MATERIALS PROVIDED:
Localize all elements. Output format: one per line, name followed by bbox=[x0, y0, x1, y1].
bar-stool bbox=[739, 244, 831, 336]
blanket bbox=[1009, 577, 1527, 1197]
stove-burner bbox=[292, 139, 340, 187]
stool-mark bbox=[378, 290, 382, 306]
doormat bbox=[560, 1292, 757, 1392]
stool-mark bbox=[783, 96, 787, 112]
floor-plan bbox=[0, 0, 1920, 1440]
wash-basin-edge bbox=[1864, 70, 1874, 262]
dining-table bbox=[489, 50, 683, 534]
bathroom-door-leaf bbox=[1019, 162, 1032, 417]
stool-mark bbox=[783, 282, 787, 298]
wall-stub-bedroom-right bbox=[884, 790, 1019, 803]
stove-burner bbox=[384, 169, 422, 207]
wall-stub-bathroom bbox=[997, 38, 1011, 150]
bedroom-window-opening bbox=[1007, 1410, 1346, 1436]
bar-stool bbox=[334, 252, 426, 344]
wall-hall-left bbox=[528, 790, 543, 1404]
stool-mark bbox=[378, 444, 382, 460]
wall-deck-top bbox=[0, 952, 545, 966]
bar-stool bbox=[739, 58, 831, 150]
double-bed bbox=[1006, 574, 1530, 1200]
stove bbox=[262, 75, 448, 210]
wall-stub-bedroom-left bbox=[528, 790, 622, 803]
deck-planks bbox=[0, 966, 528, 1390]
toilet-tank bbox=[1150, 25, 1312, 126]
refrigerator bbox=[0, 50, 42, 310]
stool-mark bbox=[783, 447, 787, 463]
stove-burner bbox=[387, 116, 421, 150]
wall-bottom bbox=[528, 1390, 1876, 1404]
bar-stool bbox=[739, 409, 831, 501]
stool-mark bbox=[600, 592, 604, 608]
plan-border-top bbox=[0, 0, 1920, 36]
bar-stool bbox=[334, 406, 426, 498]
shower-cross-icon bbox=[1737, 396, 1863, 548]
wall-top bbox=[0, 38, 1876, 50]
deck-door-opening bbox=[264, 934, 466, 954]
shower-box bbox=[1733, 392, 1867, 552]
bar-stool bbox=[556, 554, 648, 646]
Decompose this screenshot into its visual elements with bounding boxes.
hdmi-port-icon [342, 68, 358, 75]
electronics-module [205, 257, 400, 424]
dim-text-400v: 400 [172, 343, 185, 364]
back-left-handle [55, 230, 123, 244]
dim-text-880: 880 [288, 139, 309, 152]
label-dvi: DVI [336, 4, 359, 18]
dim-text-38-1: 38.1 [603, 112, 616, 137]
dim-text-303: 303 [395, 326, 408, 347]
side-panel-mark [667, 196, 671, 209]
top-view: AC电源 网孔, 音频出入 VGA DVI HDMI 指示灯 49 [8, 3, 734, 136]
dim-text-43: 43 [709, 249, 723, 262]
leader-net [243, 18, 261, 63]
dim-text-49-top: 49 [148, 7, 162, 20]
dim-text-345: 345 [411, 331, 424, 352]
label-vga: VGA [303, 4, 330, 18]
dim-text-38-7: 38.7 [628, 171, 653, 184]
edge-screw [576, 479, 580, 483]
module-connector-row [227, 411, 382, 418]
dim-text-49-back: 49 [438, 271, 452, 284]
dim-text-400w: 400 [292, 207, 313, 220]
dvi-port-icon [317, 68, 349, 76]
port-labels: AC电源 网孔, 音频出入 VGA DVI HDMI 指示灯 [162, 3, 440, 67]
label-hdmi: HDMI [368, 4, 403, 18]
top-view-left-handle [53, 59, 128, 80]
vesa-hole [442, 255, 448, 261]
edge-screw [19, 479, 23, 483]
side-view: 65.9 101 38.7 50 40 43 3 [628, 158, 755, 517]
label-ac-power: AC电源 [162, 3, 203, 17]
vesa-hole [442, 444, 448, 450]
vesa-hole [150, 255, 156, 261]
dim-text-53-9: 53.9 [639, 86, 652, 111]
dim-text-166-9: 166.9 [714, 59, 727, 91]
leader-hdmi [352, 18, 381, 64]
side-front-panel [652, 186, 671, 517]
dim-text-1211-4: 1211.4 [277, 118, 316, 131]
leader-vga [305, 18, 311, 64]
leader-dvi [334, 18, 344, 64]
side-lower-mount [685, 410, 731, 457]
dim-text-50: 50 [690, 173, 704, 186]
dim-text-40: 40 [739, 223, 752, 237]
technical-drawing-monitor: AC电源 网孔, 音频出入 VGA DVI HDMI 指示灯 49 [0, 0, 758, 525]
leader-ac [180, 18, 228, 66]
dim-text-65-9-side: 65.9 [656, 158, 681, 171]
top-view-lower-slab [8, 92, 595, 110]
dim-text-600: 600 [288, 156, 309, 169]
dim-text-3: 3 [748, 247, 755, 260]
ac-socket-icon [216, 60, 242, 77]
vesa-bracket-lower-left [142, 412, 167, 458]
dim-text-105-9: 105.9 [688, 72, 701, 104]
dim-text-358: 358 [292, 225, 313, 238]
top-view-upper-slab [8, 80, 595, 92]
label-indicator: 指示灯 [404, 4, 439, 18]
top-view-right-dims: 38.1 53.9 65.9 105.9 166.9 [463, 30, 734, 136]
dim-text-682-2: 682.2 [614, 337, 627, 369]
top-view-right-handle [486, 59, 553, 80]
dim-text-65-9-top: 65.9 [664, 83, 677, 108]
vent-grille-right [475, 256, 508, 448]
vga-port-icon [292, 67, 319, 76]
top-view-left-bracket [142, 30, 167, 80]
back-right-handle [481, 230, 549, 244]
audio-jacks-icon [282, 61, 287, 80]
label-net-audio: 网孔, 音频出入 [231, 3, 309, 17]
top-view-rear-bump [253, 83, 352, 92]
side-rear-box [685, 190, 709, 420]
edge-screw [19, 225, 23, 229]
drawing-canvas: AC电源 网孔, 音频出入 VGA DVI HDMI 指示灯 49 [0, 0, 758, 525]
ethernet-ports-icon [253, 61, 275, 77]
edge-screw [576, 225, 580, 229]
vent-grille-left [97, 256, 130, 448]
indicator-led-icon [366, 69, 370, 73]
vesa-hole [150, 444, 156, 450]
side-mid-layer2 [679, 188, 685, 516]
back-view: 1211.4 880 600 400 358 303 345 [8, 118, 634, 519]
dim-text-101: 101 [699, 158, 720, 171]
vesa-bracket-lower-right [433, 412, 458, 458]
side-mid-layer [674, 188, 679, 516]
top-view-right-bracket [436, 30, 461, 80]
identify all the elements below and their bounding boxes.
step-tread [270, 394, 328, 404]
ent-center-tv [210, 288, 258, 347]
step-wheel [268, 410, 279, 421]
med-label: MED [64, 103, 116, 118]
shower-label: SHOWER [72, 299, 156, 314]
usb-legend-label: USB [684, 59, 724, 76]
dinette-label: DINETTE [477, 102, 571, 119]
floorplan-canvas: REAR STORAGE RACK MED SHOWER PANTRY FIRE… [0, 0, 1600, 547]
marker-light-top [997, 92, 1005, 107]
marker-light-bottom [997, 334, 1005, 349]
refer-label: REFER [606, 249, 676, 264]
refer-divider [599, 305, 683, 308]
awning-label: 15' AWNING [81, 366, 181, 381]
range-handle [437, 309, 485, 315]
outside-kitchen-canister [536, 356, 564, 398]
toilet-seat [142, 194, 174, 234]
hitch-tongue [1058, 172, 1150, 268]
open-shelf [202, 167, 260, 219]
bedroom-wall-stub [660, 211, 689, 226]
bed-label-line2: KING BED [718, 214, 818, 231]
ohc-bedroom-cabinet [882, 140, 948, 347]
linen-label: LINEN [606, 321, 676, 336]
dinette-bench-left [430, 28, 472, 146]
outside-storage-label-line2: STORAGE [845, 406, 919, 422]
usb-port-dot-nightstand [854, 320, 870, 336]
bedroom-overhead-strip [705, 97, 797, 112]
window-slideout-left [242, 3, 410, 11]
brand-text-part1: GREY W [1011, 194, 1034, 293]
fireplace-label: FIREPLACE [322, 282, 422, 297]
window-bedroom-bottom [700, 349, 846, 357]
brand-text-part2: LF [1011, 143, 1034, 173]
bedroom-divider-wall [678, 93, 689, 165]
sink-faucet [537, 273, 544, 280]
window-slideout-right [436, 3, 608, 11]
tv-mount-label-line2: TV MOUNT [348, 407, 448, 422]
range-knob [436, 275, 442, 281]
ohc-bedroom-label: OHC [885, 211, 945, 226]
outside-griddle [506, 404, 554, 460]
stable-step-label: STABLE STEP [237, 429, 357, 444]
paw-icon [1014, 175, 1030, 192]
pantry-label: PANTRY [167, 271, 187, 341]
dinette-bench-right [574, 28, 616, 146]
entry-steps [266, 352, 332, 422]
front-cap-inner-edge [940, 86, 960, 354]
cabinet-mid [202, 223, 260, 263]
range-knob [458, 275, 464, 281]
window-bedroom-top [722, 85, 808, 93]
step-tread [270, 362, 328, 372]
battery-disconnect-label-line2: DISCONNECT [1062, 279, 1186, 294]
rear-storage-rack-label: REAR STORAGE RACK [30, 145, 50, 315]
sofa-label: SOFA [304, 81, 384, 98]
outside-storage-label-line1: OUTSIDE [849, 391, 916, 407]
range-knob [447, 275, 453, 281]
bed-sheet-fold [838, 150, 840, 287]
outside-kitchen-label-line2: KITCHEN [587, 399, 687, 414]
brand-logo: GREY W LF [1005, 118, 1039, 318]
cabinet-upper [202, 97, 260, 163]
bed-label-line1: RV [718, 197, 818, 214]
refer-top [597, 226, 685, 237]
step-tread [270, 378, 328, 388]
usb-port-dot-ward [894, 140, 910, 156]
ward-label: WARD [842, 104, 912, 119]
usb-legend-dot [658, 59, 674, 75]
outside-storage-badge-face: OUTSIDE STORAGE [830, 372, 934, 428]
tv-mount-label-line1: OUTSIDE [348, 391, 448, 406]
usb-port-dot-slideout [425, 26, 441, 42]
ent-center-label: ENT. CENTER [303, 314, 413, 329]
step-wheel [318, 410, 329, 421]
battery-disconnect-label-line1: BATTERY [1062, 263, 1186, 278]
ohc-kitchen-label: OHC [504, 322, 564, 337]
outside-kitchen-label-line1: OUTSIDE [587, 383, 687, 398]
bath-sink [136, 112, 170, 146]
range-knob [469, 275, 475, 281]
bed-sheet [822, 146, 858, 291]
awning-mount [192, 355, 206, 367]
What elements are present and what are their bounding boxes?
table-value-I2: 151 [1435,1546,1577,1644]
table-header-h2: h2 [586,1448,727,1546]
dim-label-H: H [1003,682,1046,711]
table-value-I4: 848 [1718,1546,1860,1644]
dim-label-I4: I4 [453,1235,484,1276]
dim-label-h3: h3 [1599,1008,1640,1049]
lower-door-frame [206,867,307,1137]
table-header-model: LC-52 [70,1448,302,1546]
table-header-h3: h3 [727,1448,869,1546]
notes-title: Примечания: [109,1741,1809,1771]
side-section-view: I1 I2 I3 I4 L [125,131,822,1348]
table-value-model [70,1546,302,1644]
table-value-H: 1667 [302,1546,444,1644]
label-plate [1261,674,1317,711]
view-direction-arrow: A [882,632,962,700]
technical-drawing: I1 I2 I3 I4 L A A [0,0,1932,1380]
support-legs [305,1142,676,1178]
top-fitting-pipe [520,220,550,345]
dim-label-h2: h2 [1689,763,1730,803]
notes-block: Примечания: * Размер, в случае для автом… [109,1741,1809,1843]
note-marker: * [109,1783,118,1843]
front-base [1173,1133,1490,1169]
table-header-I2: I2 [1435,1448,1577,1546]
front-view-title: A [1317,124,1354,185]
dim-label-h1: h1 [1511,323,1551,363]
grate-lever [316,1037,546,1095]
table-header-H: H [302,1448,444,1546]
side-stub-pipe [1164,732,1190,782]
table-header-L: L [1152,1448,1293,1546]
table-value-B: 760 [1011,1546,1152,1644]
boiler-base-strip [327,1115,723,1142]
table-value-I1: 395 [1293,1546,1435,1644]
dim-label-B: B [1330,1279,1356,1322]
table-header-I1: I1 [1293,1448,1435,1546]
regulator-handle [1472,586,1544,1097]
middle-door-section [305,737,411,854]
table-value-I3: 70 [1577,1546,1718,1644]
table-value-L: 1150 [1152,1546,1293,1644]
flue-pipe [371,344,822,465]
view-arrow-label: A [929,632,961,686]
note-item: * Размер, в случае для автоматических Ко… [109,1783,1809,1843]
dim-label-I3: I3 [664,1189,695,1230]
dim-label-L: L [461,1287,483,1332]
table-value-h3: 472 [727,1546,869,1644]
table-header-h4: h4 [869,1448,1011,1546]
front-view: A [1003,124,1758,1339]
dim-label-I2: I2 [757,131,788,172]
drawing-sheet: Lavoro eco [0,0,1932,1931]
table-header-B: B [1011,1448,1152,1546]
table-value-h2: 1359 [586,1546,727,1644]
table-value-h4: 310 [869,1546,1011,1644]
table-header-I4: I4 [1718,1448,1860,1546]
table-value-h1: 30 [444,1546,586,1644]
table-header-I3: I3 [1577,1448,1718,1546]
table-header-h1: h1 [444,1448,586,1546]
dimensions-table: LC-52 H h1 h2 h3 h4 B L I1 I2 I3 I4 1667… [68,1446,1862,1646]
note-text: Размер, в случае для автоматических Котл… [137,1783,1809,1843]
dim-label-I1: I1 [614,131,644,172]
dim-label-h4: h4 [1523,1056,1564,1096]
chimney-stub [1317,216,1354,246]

OBJECTIVE:
Find each line in the records that contains the string "tread" and copy those lines out in full.

WRITTEN RESPONSE:
step-tread [270, 394, 328, 404]
step-tread [270, 362, 328, 372]
step-tread [270, 378, 328, 388]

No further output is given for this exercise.